======== Supplied data

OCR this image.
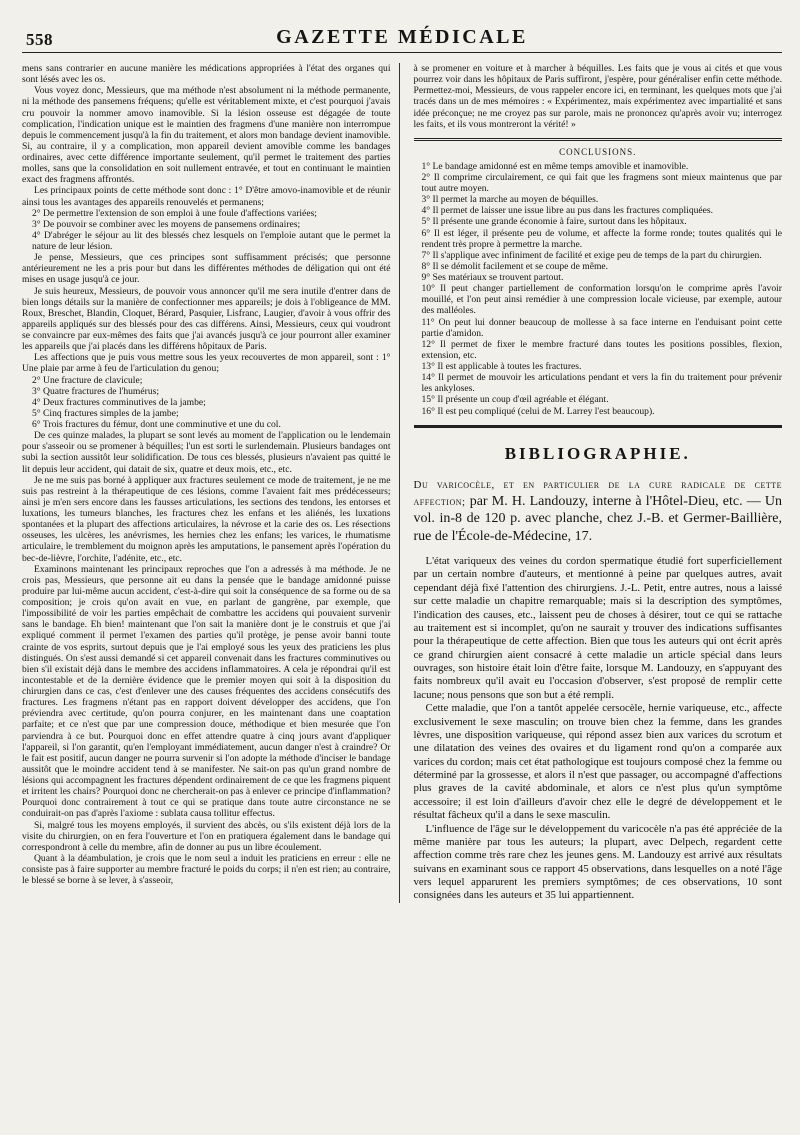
558	GAZETTE MÉDICALE

mens sans contrarier en aucune manière les médications appropriées à l'état des organes qui sont lésés avec les os.

Vous voyez donc, Messieurs, que ma méthode n'est absolument ni la méthode permanente, ni la méthode des pansemens fréquens; qu'elle est véritablement mixte, et c'est pourquoi j'avais cru pouvoir la nommer amovo inamovible. Si la lésion osseuse est dégagée de toute complication, l'indication unique est le maintien des fragmens d'une manière non interrompue depuis le commencement jusqu'à la fin du traitement, et alors mon bandage devient inamovible. Si, au contraire, il y a complication, mon appareil devient amovible comme les bandages ordinaires, avec cette différence importante seulement, qu'il permet le traitement des parties molles, sans que la consolidation en soit nullement entravée, et tout en continuant le maintien exact des fragmens affrontés.

Les principaux points de cette méthode sont donc : 1° D'être amovo-inamovible et de réunir ainsi tous les avantages des appareils renouvelés et permanens;

2° De permettre l'extension de son emploi à une foule d'affections variées;

3° De pouvoir se combiner avec les moyens de pansemens ordinaires;

4° D'abréger le séjour au lit des blessés chez lesquels on l'emploie autant que le permet la nature de leur lésion.

Je pense, Messieurs, que ces principes sont suffisamment précisés; que personne antérieurement ne les a pris pour but dans les différentes méthodes de déligation qui ont été mises en usage jusqu'à ce jour.

Je suis heureux, Messieurs, de pouvoir vous annoncer qu'il me sera inutile d'entrer dans de bien longs détails sur la manière de confectionner mes appareils; je dois à l'obligeance de MM. Roux, Breschet, Blandin, Cloquet, Bérard, Pasquier, Lisfranc, Laugier, d'avoir à vous offrir des appareils appliqués sur des blessés pour des cas différens. Ainsi, Messieurs, ceux qui voudront se convaincre par eux-mêmes des faits que j'ai avancés jusqu'à ce jour pourront aller examiner les appareils que j'ai placés dans les différens hôpitaux de Paris.

Les affections que je puis vous mettre sous les yeux recouvertes de mon appareil, sont : 1° Une plaie par arme à feu de l'articulation du genou;

2° Une fracture de clavicule;

3° Quatre fractures de l'humérus;

4° Deux fractures comminutives de la jambe;

5° Cinq fractures simples de la jambe;

6° Trois fractures du fémur, dont une comminutive et une du col.

De ces quinze malades, la plupart se sont levés au moment de l'application ou le lendemain pour s'asseoir ou se promener à béquilles; l'un est sorti le surlendemain. Plusieurs bandages ont subi la section aussitôt leur solidification. De tous ces blessés, plusieurs n'avaient pas quitté le lit depuis leur accident, qui datait de six, quatre et deux mois, etc., etc.

Je ne me suis pas borné à appliquer aux fractures seulement ce mode de traitement, je ne me suis pas restreint à la thérapeutique de ces lésions, comme l'avaient fait mes prédécesseurs; ainsi je m'en sers encore dans les fausses articulations, les sections des tendons, les entorses et luxations, les tumeurs blanches, les fractures chez les enfans et les aliénés, les luxations spontanées et la plupart des affections articulaires, la névrose et la carie des os. Les résections osseuses, les ulcères, les anévrismes, les hernies chez les enfans; les varices, le rhumatisme articulaire, le tremblement du moignon après les amputations, le pansement après l'opération du bec-de-lièvre, l'orchite, l'adénite, etc., etc.

Examinons maintenant les principaux reproches que l'on a adressés à ma méthode. Je ne crois pas, Messieurs, que personne ait eu dans la pensée que le bandage amidonné puisse produire par lui-même aucun accident, c'est-à-dire qui soit la conséquence de sa forme ou de sa composition; je crois qu'on avait en vue, en parlant de gangrène, par exemple, que l'impossibilité de voir les parties empêchait de combattre les accidens qui pouvaient survenir sans le bandage. Eh bien! maintenant que l'on sait la manière dont je le construis et que j'ai expliqué comment il permet l'examen des parties qu'il protège, je pense avoir banni toute crainte de vos esprits, surtout depuis que je l'ai employé sous les yeux des praticiens les plus distingués. On s'est aussi demandé si cet appareil convenait dans les fractures comminutives ou bien s'il existait déjà dans le membre des accidens inflammatoires. A cela je répondrai qu'il est incontestable et de la dernière évidence que le premier moyen qui soit à la disposition du chirurgien dans ce cas, c'est d'enlever une des causes fréquentes des accidens consécutifs des fractures. Les fragmens n'étant pas en rapport doivent développer des accidens, que l'on préviendra avec certitude, qu'on pourra conjurer, en les maintenant dans une coaptation parfaite; et ce n'est que par une compression douce, méthodique et bien mesurée que l'on parviendra à ce but. Pourquoi donc en effet attendre quatre à cinq jours avant d'appliquer l'appareil, si l'on garantit, qu'en l'employant immédiatement, aucun danger n'est à craindre? Or le fait est positif, aucun danger ne pourra survenir si l'on adopte la méthode d'inciser le bandage aussitôt que le moindre accident tend à se manifester. Ne sait-on pas qu'un grand nombre de lésions qui accompagnent les fractures dépendent ordinairement de ce que les fragmens piquent et irritent les chairs? Pourquoi donc ne chercherait-on pas à enlever ce principe d'inflammation? Pourquoi donc contrairement à tout ce qui se pratique dans toute autre circonstance ne se conduirait-on pas d'après l'axiome : sublata causa tollitur effectus.

Si, malgré tous les moyens employés, il survient des abcès, ou s'ils existent déjà lors de la visite du chirurgien, on en fera l'ouverture et l'on en pratiquera également dans le bandage qui correspondront à celle du membre, afin de donner au pus un libre écoulement.

Quant à la déambulation, je crois que le nom seul a induit les praticiens en erreur : elle ne consiste pas à faire supporter au membre fracturé le poids du corps; il n'en est rien; au contraire, le blessé se borne à se lever, à s'asseoir,

à se promener en voiture et à marcher à béquilles. Les faits que je vous ai cités et que vous pourrez voir dans les hôpitaux de Paris suffiront, j'espère, pour généraliser enfin cette méthode. Permettez-moi, Messieurs, de vous rappeler encore ici, en terminant, les quelques mots que j'ai tracés dans un de mes mémoires : « Expérimentez, mais expérimentez avec impartialité et sans idée préconçue; ne me croyez pas sur parole, mais ne prononcez qu'après avoir vu; interrogez les faits, et ils vous montreront la vérité! »

CONCLUSIONS.

1° Le bandage amidonné est en même temps amovible et inamovible.

2° Il comprime circulairement, ce qui fait que les fragmens sont mieux maintenus que par tout autre moyen.

3° Il permet la marche au moyen de béquilles.

4° Il permet de laisser une issue libre au pus dans les fractures compliquées.

5° Il présente une grande économie à faire, surtout dans les hôpitaux.

6° Il est léger, il présente peu de volume, et affecte la forme ronde; toutes qualités qui le rendent très propre à permettre la marche.

7° Il s'applique avec infiniment de facilité et exige peu de temps de la part du chirurgien.

8° Il se démolit facilement et se coupe de même.

9° Ses matériaux se trouvent partout.

10° Il peut changer partiellement de conformation lorsqu'on le comprime après l'avoir mouillé, et l'on peut ainsi remédier à une compression locale vicieuse, par exemple, autour des malléoles.

11° On peut lui donner beaucoup de mollesse à sa face interne en l'enduisant point cette partie d'amidon.

12° Il permet de fixer le membre fracturé dans toutes les positions possibles, flexion, extension, etc.

13° Il est applicable à toutes les fractures.

14° Il permet de mouvoir les articulations pendant et vers la fin du traitement pour prévenir les ankyloses.

15° Il présente un coup d'œil agréable et élégant.

16° Il est peu compliqué (celui de M. Larrey l'est beaucoup).

BIBLIOGRAPHIE.
Du varicocèle, et en particulier de la cure radicale de cette affection; par M. H. Landouzy, interne à l'Hôtel-Dieu, etc. — Un vol. in-8 de 120 p. avec planche, chez J.-B. et Germer-Baillière, rue de l'École-de-Médecine, 17.

L'état variqueux des veines du cordon spermatique étudié fort superficiellement par un certain nombre d'auteurs, et mentionné à peine par quelques autres, avait cependant déjà fixé l'attention des chirurgiens. J.-L. Petit, entre autres, nous a laissé sur cette maladie un chapitre remarquable; mais si la description des symptômes, l'indication des causes, etc., laissent peu de choses à désirer, tout ce qui se rattache au traitement est si incomplet, qu'on ne saurait y trouver des indications suffisantes pour la thérapeutique de cette affection. Bien que tous les auteurs qui ont écrit après ce grand chirurgien aient consacré à cette maladie un article spécial dans leurs ouvrages, son histoire était loin d'être faite, lorsque M. Landouzy, en s'appuyant des faits nombreux qu'il avait eu l'occasion d'observer, s'est proposé de remplir cette lacune; nous pensons que son but a été rempli.

Cette maladie, que l'on a tantôt appelée cersocèle, hernie variqueuse, etc., affecte exclusivement le sexe masculin; on trouve bien chez la femme, dans les grandes lèvres, une disposition variqueuse, qui répond assez bien aux varices du scrotum et une dilatation des veines des ovaires et du ligament rond qu'on a comparée aux varices du cordon; mais cet état pathologique est toujours composé chez la femme ou déterminé par la grossesse, et alors il n'est que passager, ou accompagné d'affections plus graves de la cavité abdominale, et alors ce n'est plus qu'un symptôme accessoire; il est loin d'ailleurs d'avoir chez elle le degré de développement et le résultat fâcheux qu'il a dans le sexe masculin.

L'influence de l'âge sur le développement du varicocèle n'a pas été appréciée de la même manière par tous les auteurs; la plupart, avec Delpech, regardent cette affection comme très rare chez les jeunes gens. M. Landouzy est arrivé aux résultats suivans en examinant sous ce rapport 45 observations, dans lesquelles on a noté l'âge vers lequel apparurent les premiers symptômes; de ces observations, 10 sont consignées dans les auteurs et 35 lui appartiennent.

================

Set exercise:
Among the entries above, identify all lines with "jambe" and copy them.

Worked answer:
4° Deux fractures comminutives de la jambe;
5° Cinq fractures simples de la jambe;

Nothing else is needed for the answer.